> [Supplied data]
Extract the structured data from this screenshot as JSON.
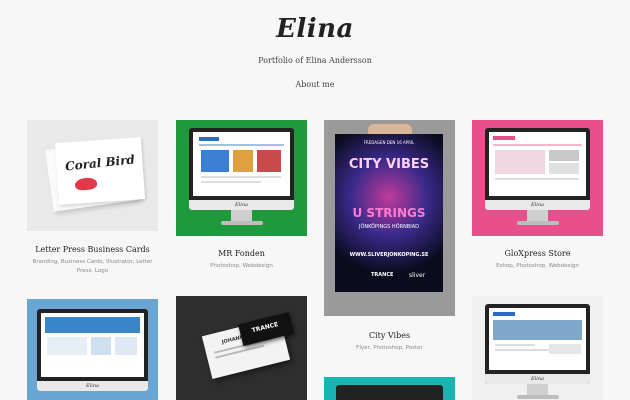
{
  "site": {
    "logo": "Elina",
    "subtitle": "Portfolio of Elina Andersson",
    "nav": {
      "about": "About me"
    }
  },
  "portfolio": [
    {
      "title": "Letter Press Business Cards",
      "tags": "Branding, Business Cards, Illustrator, Letter Press, Logo",
      "thumb_text": "Coral Bird"
    },
    {
      "title": "MR Fonden",
      "tags": "Photoshop, Webdesign",
      "monitor_label": "Elina"
    },
    {
      "title": "City Vibes",
      "tags": "Flyer, Photoshop, Poster",
      "poster": {
        "top": "FREDAGEN DEN 16 APRIL",
        "headline": "CITY VIBES",
        "band": "U STRINGS",
        "venue": "JÖNKÖPINGS HÖRNBIAD",
        "url": "WWW.SLIVERJONKOPING.SE",
        "sponsor1": "TRANCE",
        "sponsor2": "sliver"
      }
    },
    {
      "title": "GloXpress Store",
      "tags": "Eshop, Photoshop, Webdesign",
      "monitor_label": "Elina"
    },
    {
      "title": "",
      "tags": "",
      "monitor_label": "Elina"
    },
    {
      "title": "",
      "tags": "",
      "card_brand": "TRANCE",
      "card_name": "JOHANNA HA..."
    },
    {
      "title": "",
      "tags": ""
    },
    {
      "title": "",
      "tags": "",
      "monitor_label": "Elina"
    }
  ],
  "colors": {
    "background": "#f7f7f7",
    "mr_fonden_bg": "#1e9a3c",
    "glo_bg": "#e8508c",
    "city_poster_bg": "#0b0b1e",
    "card5_bg": "#6aa6d4",
    "card7_bg": "#19b3b0"
  }
}
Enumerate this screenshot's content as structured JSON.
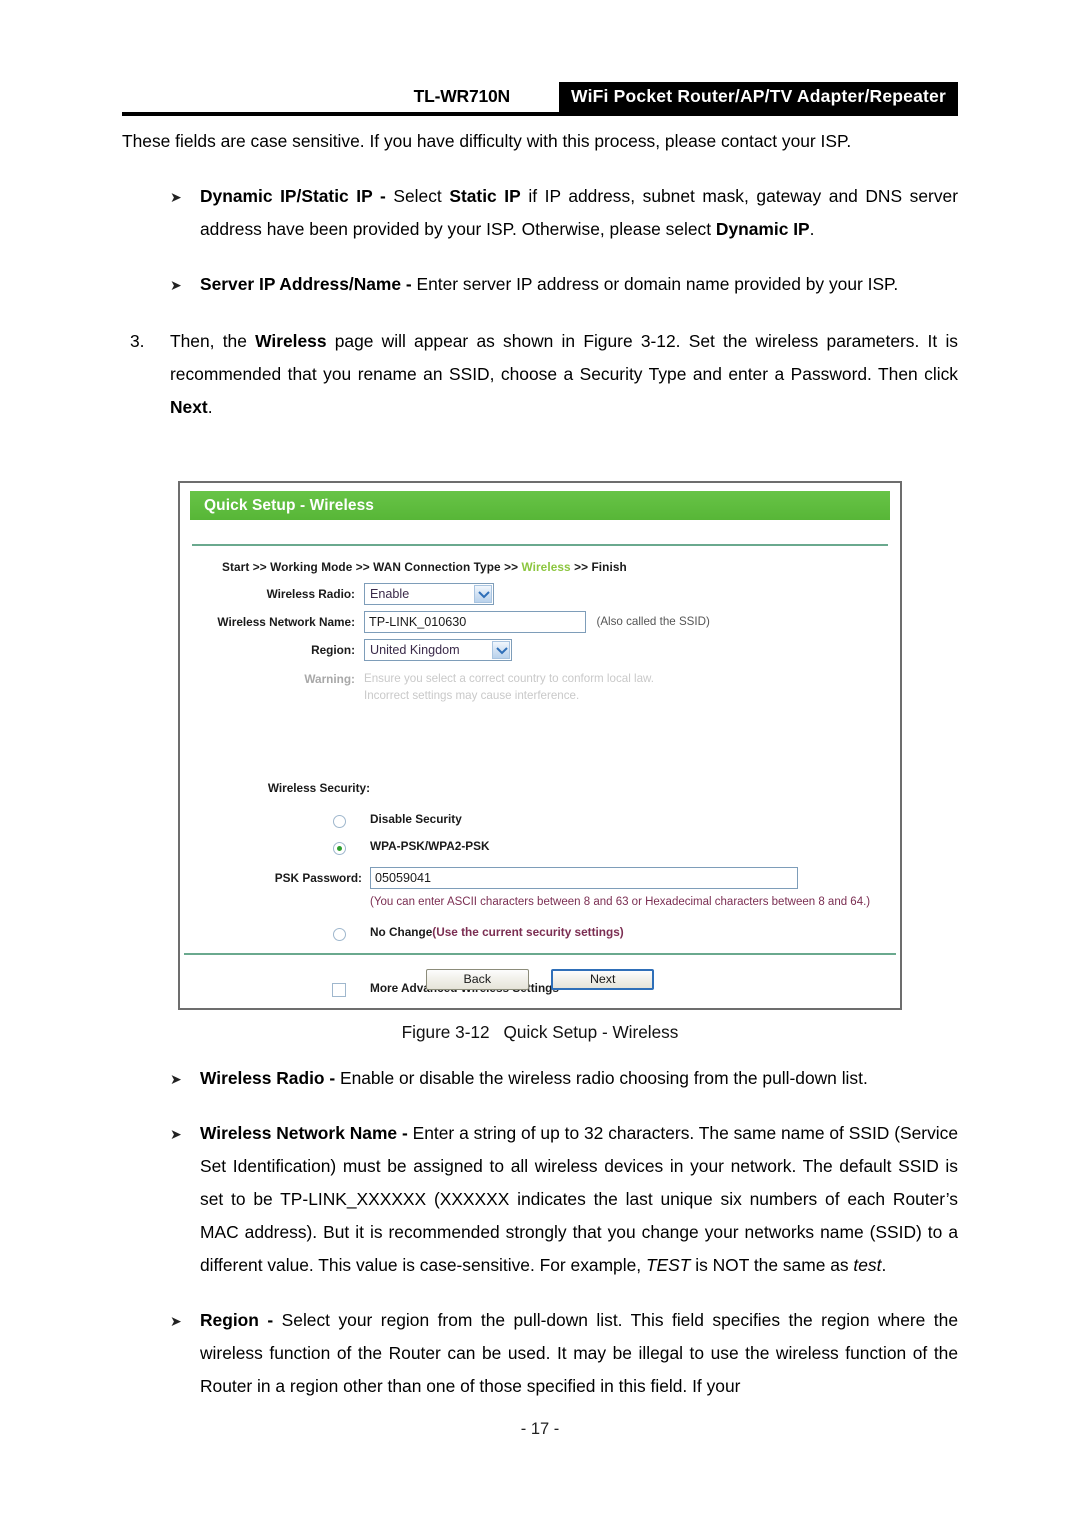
{
  "header": {
    "model": "TL-WR710N",
    "banner": "WiFi Pocket Router/AP/TV Adapter/Repeater"
  },
  "intro": {
    "text_1": "These fields are case sensitive. If you have difficulty with this process, please contact your ISP."
  },
  "bullets_top": [
    {
      "marker": "➤",
      "term": "Dynamic IP/Static IP - ",
      "body_1": "Select ",
      "emph_1": "Static IP",
      "body_2": " if IP address, subnet mask, gateway and DNS server address have been provided by your ISP. Otherwise, please select ",
      "emph_2": "Dynamic IP",
      "body_3": "."
    },
    {
      "marker": "➤",
      "term": "Server IP Address/Name - ",
      "body_1": "Enter server IP address or domain name provided by your ISP.",
      "emph_1": "",
      "body_2": "",
      "emph_2": "",
      "body_3": ""
    }
  ],
  "step": {
    "number": "3.",
    "part_1": "Then, the ",
    "emph_1": "Wireless",
    "part_2": " page will appear as shown in Figure 3-12. Set the wireless parameters. It is recommended that you rename an SSID, choose a Security Type and enter a Password. Then click ",
    "emph_2": "Next",
    "part_3": "."
  },
  "router_ui": {
    "title": "Quick Setup - Wireless",
    "breadcrumb": {
      "step_1": "Start",
      "step_2": "Working Mode",
      "step_3": "WAN Connection Type",
      "step_4": "Wireless",
      "step_5": "Finish",
      "separator": ">>",
      "active_color": "#8cc63f"
    },
    "fields": {
      "wireless_radio_label": "Wireless Radio:",
      "wireless_radio_value": "Enable",
      "network_name_label": "Wireless Network Name:",
      "network_name_value": "TP-LINK_010630",
      "network_name_hint": "(Also called the SSID)",
      "region_label": "Region:",
      "region_value": "United Kingdom",
      "warning_label": "Warning:",
      "warning_line_1": "Ensure you select a correct country to conform local law.",
      "warning_line_2": "Incorrect settings may cause interference."
    },
    "security": {
      "section_label": "Wireless Security:",
      "option_disable": "Disable Security",
      "option_wpa": "WPA-PSK/WPA2-PSK",
      "psk_label": "PSK Password:",
      "psk_value": "05059041",
      "psk_note": "(You can enter ASCII characters between 8 and 63 or Hexadecimal characters between 8 and 64.)",
      "option_nochange_bold": "No Change",
      "option_nochange_rest": "(Use the current security settings)",
      "checkbox_advanced": "More Advanced Wireless Settings"
    },
    "buttons": {
      "back": "Back",
      "next": "Next"
    },
    "colors": {
      "title_bar": "#5cbc3d",
      "divider": "#6aa98e",
      "radio_dot": "#2d9e2d",
      "note_text": "#7b2e52"
    }
  },
  "figure": {
    "number": "Figure 3-12",
    "caption": "Quick Setup - Wireless"
  },
  "bullets_bottom": [
    {
      "marker": "➤",
      "term": "Wireless Radio - ",
      "body": "Enable or disable the wireless radio choosing from the pull-down list."
    },
    {
      "marker": "➤",
      "term": "Wireless Network Name - ",
      "body_1": "Enter a string of up to 32 characters. The same name of SSID (Service Set Identification) must be assigned to all wireless devices in your network. The default SSID is set to be TP-LINK_XXXXXX (XXXXXX indicates the last unique six numbers of each Router’s MAC address). But it is recommended strongly that you change your networks name (SSID) to a different value. This value is case-sensitive. For example, ",
      "italic_1": "TEST",
      "body_2": " is NOT the same as ",
      "italic_2": "test",
      "body_3": "."
    },
    {
      "marker": "➤",
      "term": "Region - ",
      "body": "Select your region from the pull-down list. This field specifies the region where the wireless function of the Router can be used. It may be illegal to use the wireless function of the Router in a region other than one of those specified in this field. If your"
    }
  ],
  "footer": {
    "page_number": "- 17 -"
  }
}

> [Task statement]
Leave out the pictures and copy everything else in the records word for word.

> [Solution to this task]
Extract the structured data from this screenshot as JSON.
{
  "site": {
    "logo": "Elina",
    "subtitle": "Portfolio of Elina Andersson",
    "nav": {
      "about": "About me"
    }
  },
  "portfolio": [
    {
      "title": "Letter Press Business Cards",
      "tags": "Branding, Business Cards, Illustrator, Letter Press, Logo",
      "thumb_text": "Coral Bird"
    },
    {
      "title": "MR Fonden",
      "tags": "Photoshop, Webdesign",
      "monitor_label": "Elina"
    },
    {
      "title": "City Vibes",
      "tags": "Flyer, Photoshop, Poster",
      "poster": {
        "top": "FREDAGEN DEN 16 APRIL",
        "headline": "CITY VIBES",
        "band": "U STRINGS",
        "venue": "JÖNKÖPINGS HÖRNBIAD",
        "url": "WWW.SLIVERJONKOPING.SE",
        "sponsor1": "TRANCE",
        "sponsor2": "sliver"
      }
    },
    {
      "title": "GloXpress Store",
      "tags": "Eshop, Photoshop, Webdesign",
      "monitor_label": "Elina"
    },
    {
      "title": "",
      "tags": "",
      "monitor_label": "Elina"
    },
    {
      "title": "",
      "tags": "",
      "card_brand": "TRANCE",
      "card_name": "JOHANNA HA..."
    },
    {
      "title": "",
      "tags": ""
    },
    {
      "title": "",
      "tags": "",
      "monitor_label": "Elina"
    }
  ],
  "colors": {
    "background": "#f7f7f7",
    "mr_fonden_bg": "#1e9a3c",
    "glo_bg": "#e8508c",
    "city_poster_bg": "#0b0b1e",
    "card5_bg": "#6aa6d4",
    "card7_bg": "#19b3b0"
  }
}
Enumerate this screenshot's content as structured JSON.
{
  "header": {
    "model": "TL-WR710N",
    "banner": "WiFi Pocket Router/AP/TV Adapter/Repeater"
  },
  "intro": {
    "text_1": "These fields are case sensitive. If you have difficulty with this process, please contact your ISP."
  },
  "bullets_top": [
    {
      "marker": "➤",
      "term": "Dynamic IP/Static IP - ",
      "body_1": "Select ",
      "emph_1": "Static IP",
      "body_2": " if IP address, subnet mask, gateway and DNS server address have been provided by your ISP. Otherwise, please select ",
      "emph_2": "Dynamic IP",
      "body_3": "."
    },
    {
      "marker": "➤",
      "term": "Server IP Address/Name - ",
      "body_1": "Enter server IP address or domain name provided by your ISP.",
      "emph_1": "",
      "body_2": "",
      "emph_2": "",
      "body_3": ""
    }
  ],
  "step": {
    "number": "3.",
    "part_1": "Then, the ",
    "emph_1": "Wireless",
    "part_2": " page will appear as shown in Figure 3-12. Set the wireless parameters. It is recommended that you rename an SSID, choose a Security Type and enter a Password. Then click ",
    "emph_2": "Next",
    "part_3": "."
  },
  "router_ui": {
    "title": "Quick Setup - Wireless",
    "breadcrumb": {
      "step_1": "Start",
      "step_2": "Working Mode",
      "step_3": "WAN Connection Type",
      "step_4": "Wireless",
      "step_5": "Finish",
      "separator": ">>",
      "active_color": "#8cc63f"
    },
    "fields": {
      "wireless_radio_label": "Wireless Radio:",
      "wireless_radio_value": "Enable",
      "network_name_label": "Wireless Network Name:",
      "network_name_value": "TP-LINK_010630",
      "network_name_hint": "(Also called the SSID)",
      "region_label": "Region:",
      "region_value": "United Kingdom",
      "warning_label": "Warning:",
      "warning_line_1": "Ensure you select a correct country to conform local law.",
      "warning_line_2": "Incorrect settings may cause interference."
    },
    "security": {
      "section_label": "Wireless Security:",
      "option_disable": "Disable Security",
      "option_wpa": "WPA-PSK/WPA2-PSK",
      "psk_label": "PSK Password:",
      "psk_value": "05059041",
      "psk_note": "(You can enter ASCII characters between 8 and 63 or Hexadecimal characters between 8 and 64.)",
      "option_nochange_bold": "No Change",
      "option_nochange_rest": "(Use the current security settings)",
      "checkbox_advanced": "More Advanced Wireless Settings"
    },
    "buttons": {
      "back": "Back",
      "next": "Next"
    },
    "colors": {
      "title_bar": "#5cbc3d",
      "divider": "#6aa98e",
      "radio_dot": "#2d9e2d",
      "note_text": "#7b2e52"
    }
  },
  "figure": {
    "number": "Figure 3-12",
    "caption": "Quick Setup - Wireless"
  },
  "bullets_bottom": [
    {
      "marker": "➤",
      "term": "Wireless Radio - ",
      "body": "Enable or disable the wireless radio choosing from the pull-down list."
    },
    {
      "marker": "➤",
      "term": "Wireless Network Name - ",
      "body_1": "Enter a string of up to 32 characters. The same name of SSID (Service Set Identification) must be assigned to all wireless devices in your network. The default SSID is set to be TP-LINK_XXXXXX (XXXXXX indicates the last unique six numbers of each Router’s MAC address). But it is recommended strongly that you change your networks name (SSID) to a different value. This value is case-sensitive. For example, ",
      "italic_1": "TEST",
      "body_2": " is NOT the same as ",
      "italic_2": "test",
      "body_3": "."
    },
    {
      "marker": "➤",
      "term": "Region - ",
      "body": "Select your region from the pull-down list. This field specifies the region where the wireless function of the Router can be used. It may be illegal to use the wireless function of the Router in a region other than one of those specified in this field. If your"
    }
  ],
  "footer": {
    "page_number": "- 17 -"
  }
}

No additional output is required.